Dataset entries
━━━━━━━━━━━━━━━━
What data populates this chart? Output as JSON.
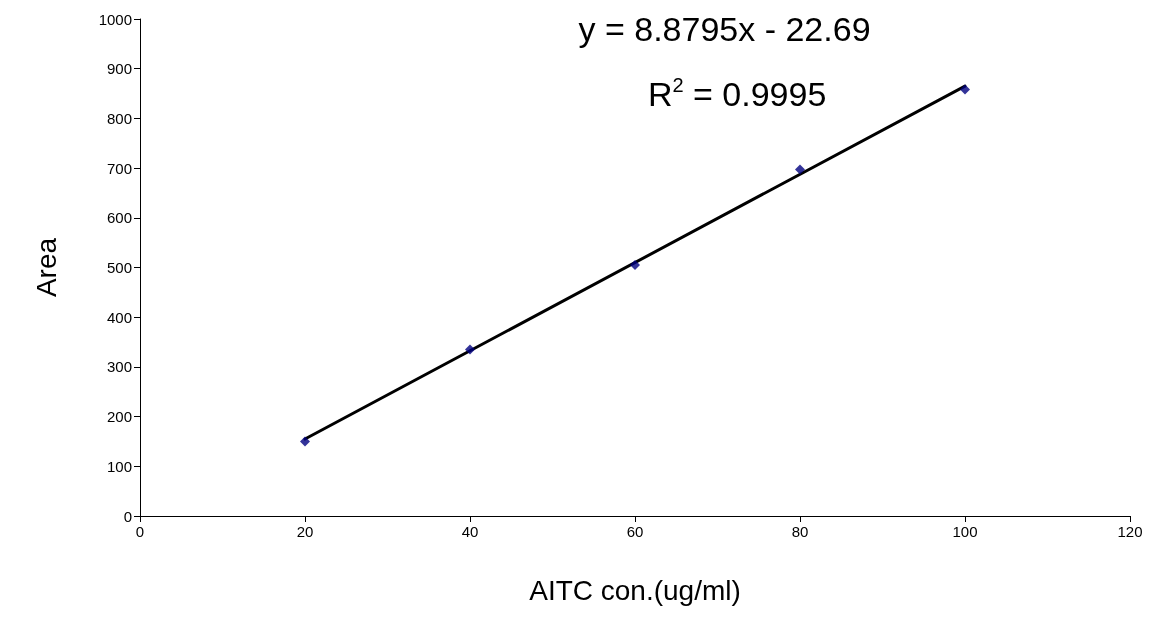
{
  "chart_data": {
    "type": "scatter",
    "xlabel": "AITC con.(ug/ml)",
    "ylabel": "Area",
    "annotations": [
      "y = 8.8795x - 22.69",
      "R$^{2}$ = 0.9995"
    ],
    "series": [
      {
        "color": "#000080",
        "marker": "diamond",
        "x": [
          20,
          40,
          60,
          80,
          100
        ],
        "values": [
          150,
          335,
          505,
          697,
          858
        ]
      },
      {
        "type": "line",
        "color": "#000000",
        "marker": "none",
        "line_style": "solid",
        "x": [
          20,
          100
        ],
        "values": [
          155,
          865
        ]
      }
    ],
    "xlim": [
      0,
      120
    ],
    "xticks": [
      0,
      20,
      40,
      60,
      80,
      100,
      120
    ],
    "ylim": [
      0,
      1000
    ],
    "yticks": [
      0,
      100,
      200,
      300,
      400,
      500,
      600,
      700,
      800,
      900,
      1000
    ],
    "grid": false
  }
}
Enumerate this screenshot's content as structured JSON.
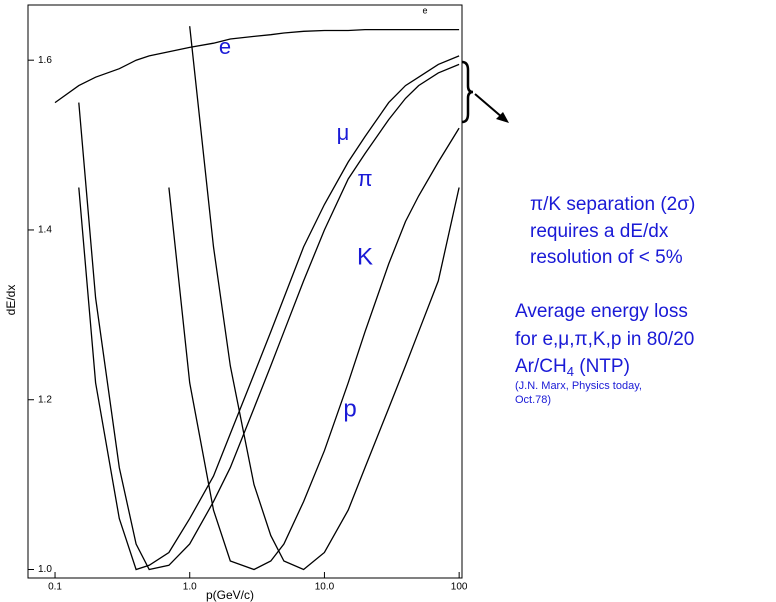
{
  "chart_data": {
    "type": "line",
    "x_label": "p(GeV/c)",
    "y_label": "dE/dx",
    "log_x": true,
    "x": [
      0.1,
      0.15,
      0.2,
      0.3,
      0.4,
      0.5,
      0.7,
      1,
      1.5,
      2,
      3,
      4,
      5,
      7,
      10,
      15,
      20,
      30,
      40,
      50,
      70,
      100
    ],
    "series": [
      {
        "name": "e",
        "color": "#000000",
        "values": [
          1.55,
          1.57,
          1.58,
          1.59,
          1.6,
          1.605,
          1.61,
          1.615,
          1.62,
          1.625,
          1.628,
          1.63,
          1.632,
          1.634,
          1.635,
          1.635,
          1.636,
          1.636,
          1.636,
          1.636,
          1.636,
          1.636
        ]
      },
      {
        "name": "μ",
        "color": "#000000",
        "values": [
          null,
          1.45,
          1.22,
          1.06,
          1.0,
          1.005,
          1.02,
          1.06,
          1.11,
          1.16,
          1.23,
          1.28,
          1.32,
          1.38,
          1.43,
          1.48,
          1.51,
          1.55,
          1.57,
          1.58,
          1.595,
          1.605
        ]
      },
      {
        "name": "π",
        "color": "#000000",
        "values": [
          null,
          1.55,
          1.32,
          1.12,
          1.03,
          1.0,
          1.005,
          1.03,
          1.08,
          1.12,
          1.19,
          1.24,
          1.28,
          1.34,
          1.4,
          1.46,
          1.49,
          1.53,
          1.555,
          1.57,
          1.585,
          1.595
        ]
      },
      {
        "name": "K",
        "color": "#000000",
        "values": [
          null,
          null,
          null,
          null,
          null,
          null,
          1.45,
          1.22,
          1.07,
          1.01,
          1.0,
          1.01,
          1.03,
          1.08,
          1.14,
          1.22,
          1.28,
          1.36,
          1.41,
          1.44,
          1.48,
          1.52
        ]
      },
      {
        "name": "p",
        "color": "#000000",
        "values": [
          null,
          null,
          null,
          null,
          null,
          null,
          null,
          1.64,
          1.38,
          1.24,
          1.1,
          1.04,
          1.01,
          1.0,
          1.02,
          1.07,
          1.12,
          1.19,
          1.24,
          1.28,
          1.34,
          1.45
        ]
      }
    ],
    "label_color": "#1a1ad6",
    "xlim": [
      0.063,
      105
    ],
    "ylim": [
      0.99,
      1.665
    ],
    "xticks": [
      0.1,
      {
        "value": 1,
        "label": "1.0"
      },
      {
        "value": 10,
        "label": "10.0"
      },
      100
    ],
    "yticks": [
      {
        "value": 1,
        "label": "1.0"
      },
      1.2,
      1.4,
      1.6
    ],
    "annotations": [
      "π/K separation (2σ)",
      "requires a dE/dx",
      "resolution of  < 5%",
      "Average energy loss",
      "for e,μ,π,K,p in 80/20",
      {
        "text": "Ar/CH",
        "subscript": "4",
        "text_after": " (NTP)"
      },
      "(J.N. Marx, Physics today,",
      "Oct.78)"
    ]
  }
}
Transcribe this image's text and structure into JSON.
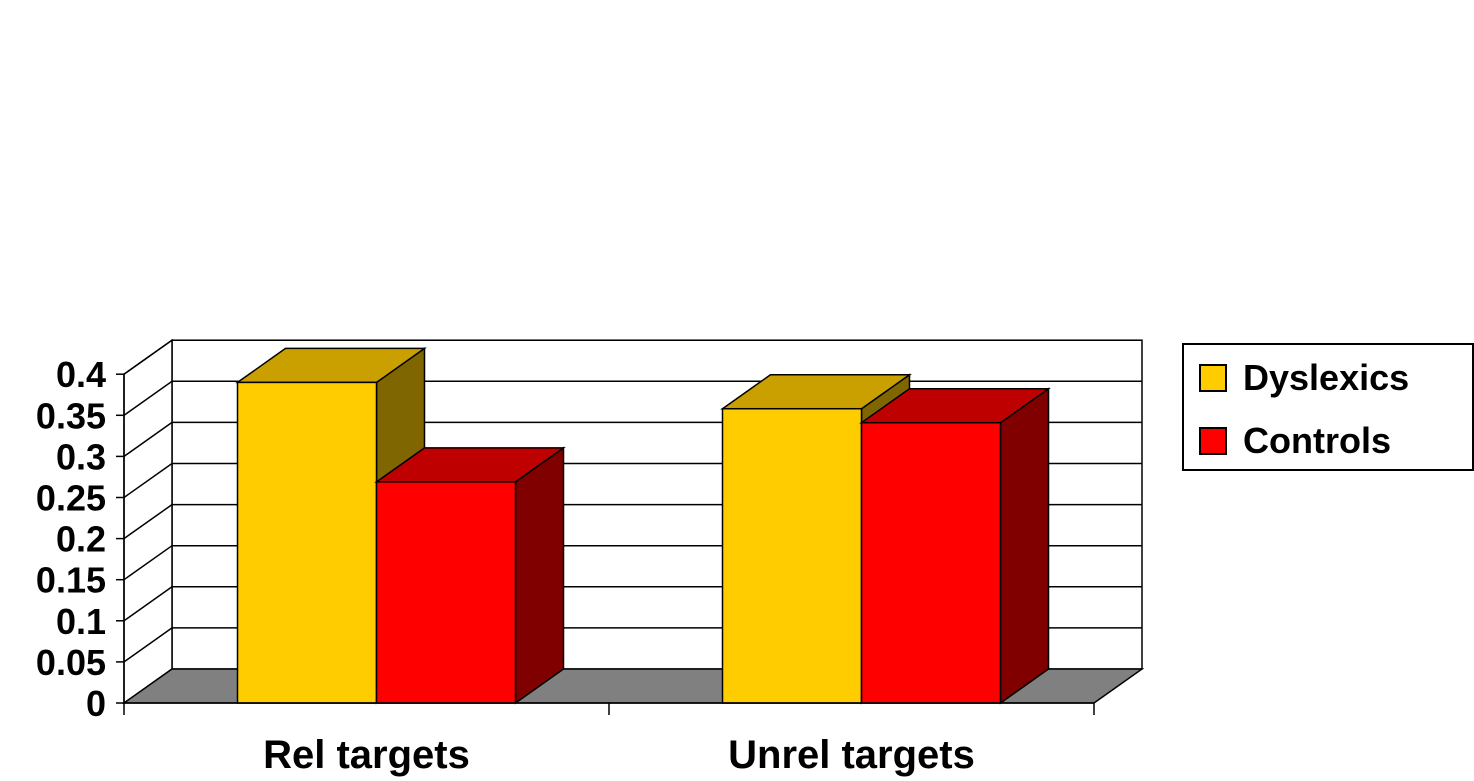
{
  "chart_data": {
    "type": "bar",
    "style": "3d-clustered-column",
    "categories": [
      "Rel targets",
      "Unrel targets"
    ],
    "series": [
      {
        "name": "Dyslexics",
        "values": [
          0.39,
          0.358
        ],
        "color": "#ffcc00",
        "top_color": "#c9a000",
        "side_color": "#806600"
      },
      {
        "name": "Controls",
        "values": [
          0.269,
          0.341
        ],
        "color": "#ff0000",
        "top_color": "#bf0000",
        "side_color": "#800000"
      }
    ],
    "y_ticks": [
      "0",
      "0.05",
      "0.1",
      "0.15",
      "0.2",
      "0.25",
      "0.3",
      "0.35",
      "0.4"
    ],
    "ylim": [
      0,
      0.4
    ],
    "grid": true,
    "floor_color": "#808080",
    "legend_position": "right",
    "title": "",
    "xlabel": "",
    "ylabel": ""
  }
}
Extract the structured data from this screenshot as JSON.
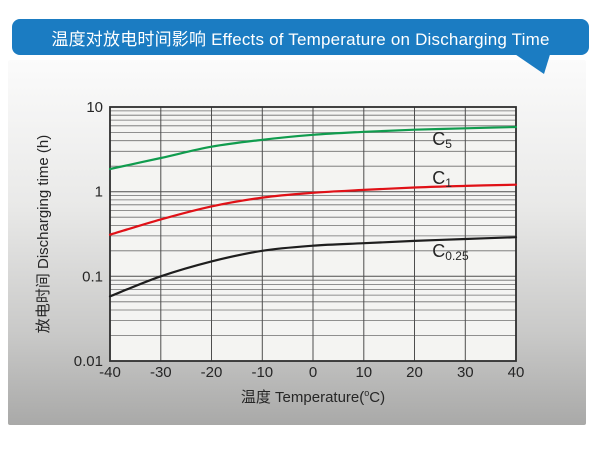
{
  "banner": {
    "title": "温度对放电时间影响 Effects of Temperature on Discharging Time",
    "bg_color": "#1b7cc2",
    "text_color": "#ffffff"
  },
  "chart_data": {
    "type": "line",
    "title": "温度对放电时间影响 Effects of Temperature on Discharging Time",
    "xlabel": {
      "prefix": "温度  Temperature(",
      "sup": "o",
      "suffix": "C)"
    },
    "ylabel": "放电时间 Discharging time (h)",
    "x_axis": {
      "range": [
        -40,
        40
      ],
      "ticks": [
        -40,
        -30,
        -20,
        -10,
        0,
        10,
        20,
        30,
        40
      ],
      "tick_labels": [
        "-40",
        "-30",
        "-20",
        "-10",
        "0",
        "10",
        "20",
        "30",
        "40"
      ]
    },
    "y_axis": {
      "scale": "log",
      "range": [
        0.01,
        10
      ],
      "ticks": [
        10,
        1,
        0.1,
        0.01
      ],
      "tick_labels": [
        "10",
        "1",
        "0.1",
        "0.01"
      ]
    },
    "grid": true,
    "legend_position": "inline-labels",
    "x": [
      -40,
      -30,
      -20,
      -10,
      0,
      10,
      20,
      30,
      40
    ],
    "series": [
      {
        "name": "C5",
        "label_main": "C",
        "label_sub": "5",
        "color": "#109c4e",
        "values": [
          1.85,
          2.5,
          3.4,
          4.1,
          4.7,
          5.1,
          5.4,
          5.6,
          5.8
        ],
        "label_at": {
          "x": 23.5,
          "y": 3.56
        }
      },
      {
        "name": "C1",
        "label_main": "C",
        "label_sub": "1",
        "color": "#e01117",
        "values": [
          0.31,
          0.47,
          0.67,
          0.85,
          0.97,
          1.05,
          1.12,
          1.17,
          1.21
        ],
        "label_at": {
          "x": 23.5,
          "y": 1.23
        }
      },
      {
        "name": "C0.25",
        "label_main": "C",
        "label_sub": "0.25",
        "color": "#1e1e1e",
        "values": [
          0.058,
          0.1,
          0.15,
          0.2,
          0.23,
          0.246,
          0.262,
          0.276,
          0.29
        ],
        "label_at": {
          "x": 23.5,
          "y": 0.169
        }
      }
    ],
    "style": {
      "plot_bg": "#f4f4f2",
      "grid_major_color": "#4e4e4e",
      "grid_minor_color": "#6e6e6e",
      "frame_color": "#2f2f2f",
      "text_color": "#262626"
    }
  }
}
━━━━━━━━━━━━━━━━
What you should do
All records must be output exactly as they are, except for the pictures, which are left out.

Answer for this exercise
What data populates this chart? Output as JSON.
{
  "chart_data": {
    "type": "scatter",
    "xlabel": "AITC con.(ug/ml)",
    "ylabel": "Area",
    "annotations": [
      "y = 8.8795x - 22.69",
      "R$^{2}$ = 0.9995"
    ],
    "series": [
      {
        "color": "#000080",
        "marker": "diamond",
        "x": [
          20,
          40,
          60,
          80,
          100
        ],
        "values": [
          150,
          335,
          505,
          697,
          858
        ]
      },
      {
        "type": "line",
        "color": "#000000",
        "marker": "none",
        "line_style": "solid",
        "x": [
          20,
          100
        ],
        "values": [
          155,
          865
        ]
      }
    ],
    "xlim": [
      0,
      120
    ],
    "xticks": [
      0,
      20,
      40,
      60,
      80,
      100,
      120
    ],
    "ylim": [
      0,
      1000
    ],
    "yticks": [
      0,
      100,
      200,
      300,
      400,
      500,
      600,
      700,
      800,
      900,
      1000
    ],
    "grid": false
  }
}
Enumerate this screenshot's content as structured JSON.
{
  "chart_data": {
    "type": "line",
    "x_label": "p(GeV/c)",
    "y_label": "dE/dx",
    "log_x": true,
    "x": [
      0.1,
      0.15,
      0.2,
      0.3,
      0.4,
      0.5,
      0.7,
      1,
      1.5,
      2,
      3,
      4,
      5,
      7,
      10,
      15,
      20,
      30,
      40,
      50,
      70,
      100
    ],
    "series": [
      {
        "name": "e",
        "color": "#000000",
        "values": [
          1.55,
          1.57,
          1.58,
          1.59,
          1.6,
          1.605,
          1.61,
          1.615,
          1.62,
          1.625,
          1.628,
          1.63,
          1.632,
          1.634,
          1.635,
          1.635,
          1.636,
          1.636,
          1.636,
          1.636,
          1.636,
          1.636
        ]
      },
      {
        "name": "μ",
        "color": "#000000",
        "values": [
          null,
          1.45,
          1.22,
          1.06,
          1.0,
          1.005,
          1.02,
          1.06,
          1.11,
          1.16,
          1.23,
          1.28,
          1.32,
          1.38,
          1.43,
          1.48,
          1.51,
          1.55,
          1.57,
          1.58,
          1.595,
          1.605
        ]
      },
      {
        "name": "π",
        "color": "#000000",
        "values": [
          null,
          1.55,
          1.32,
          1.12,
          1.03,
          1.0,
          1.005,
          1.03,
          1.08,
          1.12,
          1.19,
          1.24,
          1.28,
          1.34,
          1.4,
          1.46,
          1.49,
          1.53,
          1.555,
          1.57,
          1.585,
          1.595
        ]
      },
      {
        "name": "K",
        "color": "#000000",
        "values": [
          null,
          null,
          null,
          null,
          null,
          null,
          1.45,
          1.22,
          1.07,
          1.01,
          1.0,
          1.01,
          1.03,
          1.08,
          1.14,
          1.22,
          1.28,
          1.36,
          1.41,
          1.44,
          1.48,
          1.52
        ]
      },
      {
        "name": "p",
        "color": "#000000",
        "values": [
          null,
          null,
          null,
          null,
          null,
          null,
          null,
          1.64,
          1.38,
          1.24,
          1.1,
          1.04,
          1.01,
          1.0,
          1.02,
          1.07,
          1.12,
          1.19,
          1.24,
          1.28,
          1.34,
          1.45
        ]
      }
    ],
    "label_color": "#1a1ad6",
    "xlim": [
      0.063,
      105
    ],
    "ylim": [
      0.99,
      1.665
    ],
    "xticks": [
      0.1,
      {
        "value": 1,
        "label": "1.0"
      },
      {
        "value": 10,
        "label": "10.0"
      },
      100
    ],
    "yticks": [
      {
        "value": 1,
        "label": "1.0"
      },
      1.2,
      1.4,
      1.6
    ],
    "annotations": [
      "π/K separation (2σ)",
      "requires a dE/dx",
      "resolution of  < 5%",
      "Average energy loss",
      "for e,μ,π,K,p in 80/20",
      {
        "text": "Ar/CH",
        "subscript": "4",
        "text_after": " (NTP)"
      },
      "(J.N. Marx, Physics today,",
      "Oct.78)"
    ]
  }
}
Transcribe this image's text and structure into JSON.
{
  "chart_data": {
    "type": "bar",
    "style": "3d-clustered-column",
    "categories": [
      "Rel targets",
      "Unrel targets"
    ],
    "series": [
      {
        "name": "Dyslexics",
        "values": [
          0.39,
          0.358
        ],
        "color": "#ffcc00",
        "top_color": "#c9a000",
        "side_color": "#806600"
      },
      {
        "name": "Controls",
        "values": [
          0.269,
          0.341
        ],
        "color": "#ff0000",
        "top_color": "#bf0000",
        "side_color": "#800000"
      }
    ],
    "y_ticks": [
      "0",
      "0.05",
      "0.1",
      "0.15",
      "0.2",
      "0.25",
      "0.3",
      "0.35",
      "0.4"
    ],
    "ylim": [
      0,
      0.4
    ],
    "grid": true,
    "floor_color": "#808080",
    "legend_position": "right",
    "title": "",
    "xlabel": "",
    "ylabel": ""
  }
}
Extract the structured data from this screenshot as JSON.
{
  "banner": {
    "title": "温度对放电时间影响 Effects of Temperature on Discharging Time",
    "bg_color": "#1b7cc2",
    "text_color": "#ffffff"
  },
  "chart_data": {
    "type": "line",
    "title": "温度对放电时间影响 Effects of Temperature on Discharging Time",
    "xlabel": {
      "prefix": "温度  Temperature(",
      "sup": "o",
      "suffix": "C)"
    },
    "ylabel": "放电时间 Discharging time (h)",
    "x_axis": {
      "range": [
        -40,
        40
      ],
      "ticks": [
        -40,
        -30,
        -20,
        -10,
        0,
        10,
        20,
        30,
        40
      ],
      "tick_labels": [
        "-40",
        "-30",
        "-20",
        "-10",
        "0",
        "10",
        "20",
        "30",
        "40"
      ]
    },
    "y_axis": {
      "scale": "log",
      "range": [
        0.01,
        10
      ],
      "ticks": [
        10,
        1,
        0.1,
        0.01
      ],
      "tick_labels": [
        "10",
        "1",
        "0.1",
        "0.01"
      ]
    },
    "grid": true,
    "legend_position": "inline-labels",
    "x": [
      -40,
      -30,
      -20,
      -10,
      0,
      10,
      20,
      30,
      40
    ],
    "series": [
      {
        "name": "C5",
        "label_main": "C",
        "label_sub": "5",
        "color": "#109c4e",
        "values": [
          1.85,
          2.5,
          3.4,
          4.1,
          4.7,
          5.1,
          5.4,
          5.6,
          5.8
        ],
        "label_at": {
          "x": 23.5,
          "y": 3.56
        }
      },
      {
        "name": "C1",
        "label_main": "C",
        "label_sub": "1",
        "color": "#e01117",
        "values": [
          0.31,
          0.47,
          0.67,
          0.85,
          0.97,
          1.05,
          1.12,
          1.17,
          1.21
        ],
        "label_at": {
          "x": 23.5,
          "y": 1.23
        }
      },
      {
        "name": "C0.25",
        "label_main": "C",
        "label_sub": "0.25",
        "color": "#1e1e1e",
        "values": [
          0.058,
          0.1,
          0.15,
          0.2,
          0.23,
          0.246,
          0.262,
          0.276,
          0.29
        ],
        "label_at": {
          "x": 23.5,
          "y": 0.169
        }
      }
    ],
    "style": {
      "plot_bg": "#f4f4f2",
      "grid_major_color": "#4e4e4e",
      "grid_minor_color": "#6e6e6e",
      "frame_color": "#2f2f2f",
      "text_color": "#262626"
    }
  }
}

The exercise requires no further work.